What you need to do ::
Write each line out again exactly as written.

Material provided ::

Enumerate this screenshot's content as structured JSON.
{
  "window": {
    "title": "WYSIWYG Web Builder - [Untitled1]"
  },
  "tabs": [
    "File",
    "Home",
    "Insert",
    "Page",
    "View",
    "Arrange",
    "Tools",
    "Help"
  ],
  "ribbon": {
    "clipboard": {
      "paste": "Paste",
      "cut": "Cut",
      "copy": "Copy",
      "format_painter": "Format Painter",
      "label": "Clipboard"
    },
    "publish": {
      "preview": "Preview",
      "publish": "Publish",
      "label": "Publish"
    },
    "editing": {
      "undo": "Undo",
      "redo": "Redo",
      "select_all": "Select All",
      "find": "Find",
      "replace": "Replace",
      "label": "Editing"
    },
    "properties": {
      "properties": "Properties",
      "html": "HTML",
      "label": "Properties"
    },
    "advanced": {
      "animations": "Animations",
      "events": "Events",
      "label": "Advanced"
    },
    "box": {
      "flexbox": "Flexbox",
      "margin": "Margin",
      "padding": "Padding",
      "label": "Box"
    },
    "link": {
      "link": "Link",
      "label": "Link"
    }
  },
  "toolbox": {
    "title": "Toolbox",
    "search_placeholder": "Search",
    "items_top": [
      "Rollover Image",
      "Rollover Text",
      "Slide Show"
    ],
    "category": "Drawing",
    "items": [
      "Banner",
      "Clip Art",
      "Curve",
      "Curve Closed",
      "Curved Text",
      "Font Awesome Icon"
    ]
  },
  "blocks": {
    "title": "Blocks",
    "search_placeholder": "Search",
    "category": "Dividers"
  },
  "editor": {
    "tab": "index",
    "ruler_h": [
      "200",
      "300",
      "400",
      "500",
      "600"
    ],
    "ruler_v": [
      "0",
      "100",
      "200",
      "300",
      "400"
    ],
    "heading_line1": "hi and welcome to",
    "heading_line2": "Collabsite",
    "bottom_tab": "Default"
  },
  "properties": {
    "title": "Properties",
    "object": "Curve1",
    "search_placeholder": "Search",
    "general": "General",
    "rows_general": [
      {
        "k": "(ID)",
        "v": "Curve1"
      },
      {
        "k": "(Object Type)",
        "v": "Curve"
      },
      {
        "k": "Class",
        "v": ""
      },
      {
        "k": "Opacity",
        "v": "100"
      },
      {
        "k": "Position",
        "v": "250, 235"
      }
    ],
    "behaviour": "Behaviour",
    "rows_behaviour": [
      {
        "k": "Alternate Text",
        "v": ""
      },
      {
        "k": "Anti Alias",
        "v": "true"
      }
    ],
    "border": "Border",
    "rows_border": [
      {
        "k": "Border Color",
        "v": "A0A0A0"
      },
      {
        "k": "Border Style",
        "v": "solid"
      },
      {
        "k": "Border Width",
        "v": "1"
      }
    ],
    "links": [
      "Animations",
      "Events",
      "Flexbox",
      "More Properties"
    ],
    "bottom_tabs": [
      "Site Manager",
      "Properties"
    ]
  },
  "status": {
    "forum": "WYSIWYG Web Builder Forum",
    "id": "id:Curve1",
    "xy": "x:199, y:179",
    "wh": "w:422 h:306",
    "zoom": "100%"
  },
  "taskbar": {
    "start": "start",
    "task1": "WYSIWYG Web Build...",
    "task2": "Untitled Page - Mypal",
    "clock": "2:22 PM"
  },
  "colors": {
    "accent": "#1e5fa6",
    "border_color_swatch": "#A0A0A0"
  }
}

Expected answer ::
Enumerate this screenshot's content as structured JSON.
{
  "window": {
    "title": "WYSIWYG Web Builder - [Untitled1]"
  },
  "tabs": [
    "File",
    "Home",
    "Insert",
    "Page",
    "View",
    "Arrange",
    "Tools",
    "Help"
  ],
  "ribbon": {
    "clipboard": {
      "paste": "Paste",
      "cut": "Cut",
      "copy": "Copy",
      "format_painter": "Format Painter",
      "label": "Clipboard"
    },
    "publish": {
      "preview": "Preview",
      "publish": "Publish",
      "label": "Publish"
    },
    "editing": {
      "undo": "Undo",
      "redo": "Redo",
      "select_all": "Select All",
      "find": "Find",
      "replace": "Replace",
      "label": "Editing"
    },
    "properties": {
      "properties": "Properties",
      "html": "HTML",
      "label": "Properties"
    },
    "advanced": {
      "animations": "Animations",
      "events": "Events",
      "label": "Advanced"
    },
    "box": {
      "flexbox": "Flexbox",
      "margin": "Margin",
      "padding": "Padding",
      "label": "Box"
    },
    "link": {
      "link": "Link",
      "label": "Link"
    }
  },
  "toolbox": {
    "title": "Toolbox",
    "search_placeholder": "Search",
    "items_top": [
      "Rollover Image",
      "Rollover Text",
      "Slide Show"
    ],
    "category": "Drawing",
    "items": [
      "Banner",
      "Clip Art",
      "Curve",
      "Curve Closed",
      "Curved Text",
      "Font Awesome Icon"
    ]
  },
  "blocks": {
    "title": "Blocks",
    "search_placeholder": "Search",
    "category": "Dividers"
  },
  "editor": {
    "tab": "index",
    "ruler_h": [
      "200",
      "300",
      "400",
      "500",
      "600"
    ],
    "ruler_v": [
      "0",
      "100",
      "200",
      "300",
      "400"
    ],
    "heading_line1": "hi and welcome to",
    "heading_line2": "Collabsite",
    "bottom_tab": "Default"
  },
  "properties": {
    "title": "Properties",
    "object": "Curve1",
    "search_placeholder": "Search",
    "general": "General",
    "rows_general": [
      {
        "k": "(ID)",
        "v": "Curve1"
      },
      {
        "k": "(Object Type)",
        "v": "Curve"
      },
      {
        "k": "Class",
        "v": ""
      },
      {
        "k": "Opacity",
        "v": "100"
      },
      {
        "k": "Position",
        "v": "250, 235"
      }
    ],
    "behaviour": "Behaviour",
    "rows_behaviour": [
      {
        "k": "Alternate Text",
        "v": ""
      },
      {
        "k": "Anti Alias",
        "v": "true"
      }
    ],
    "border": "Border",
    "rows_border": [
      {
        "k": "Border Color",
        "v": "A0A0A0"
      },
      {
        "k": "Border Style",
        "v": "solid"
      },
      {
        "k": "Border Width",
        "v": "1"
      }
    ],
    "links": [
      "Animations",
      "Events",
      "Flexbox",
      "More Properties"
    ],
    "bottom_tabs": [
      "Site Manager",
      "Properties"
    ]
  },
  "status": {
    "forum": "WYSIWYG Web Builder Forum",
    "id": "id:Curve1",
    "xy": "x:199, y:179",
    "wh": "w:422 h:306",
    "zoom": "100%"
  },
  "taskbar": {
    "start": "start",
    "task1": "WYSIWYG Web Build...",
    "task2": "Untitled Page - Mypal",
    "clock": "2:22 PM"
  },
  "colors": {
    "accent": "#1e5fa6",
    "border_color_swatch": "#A0A0A0"
  }
}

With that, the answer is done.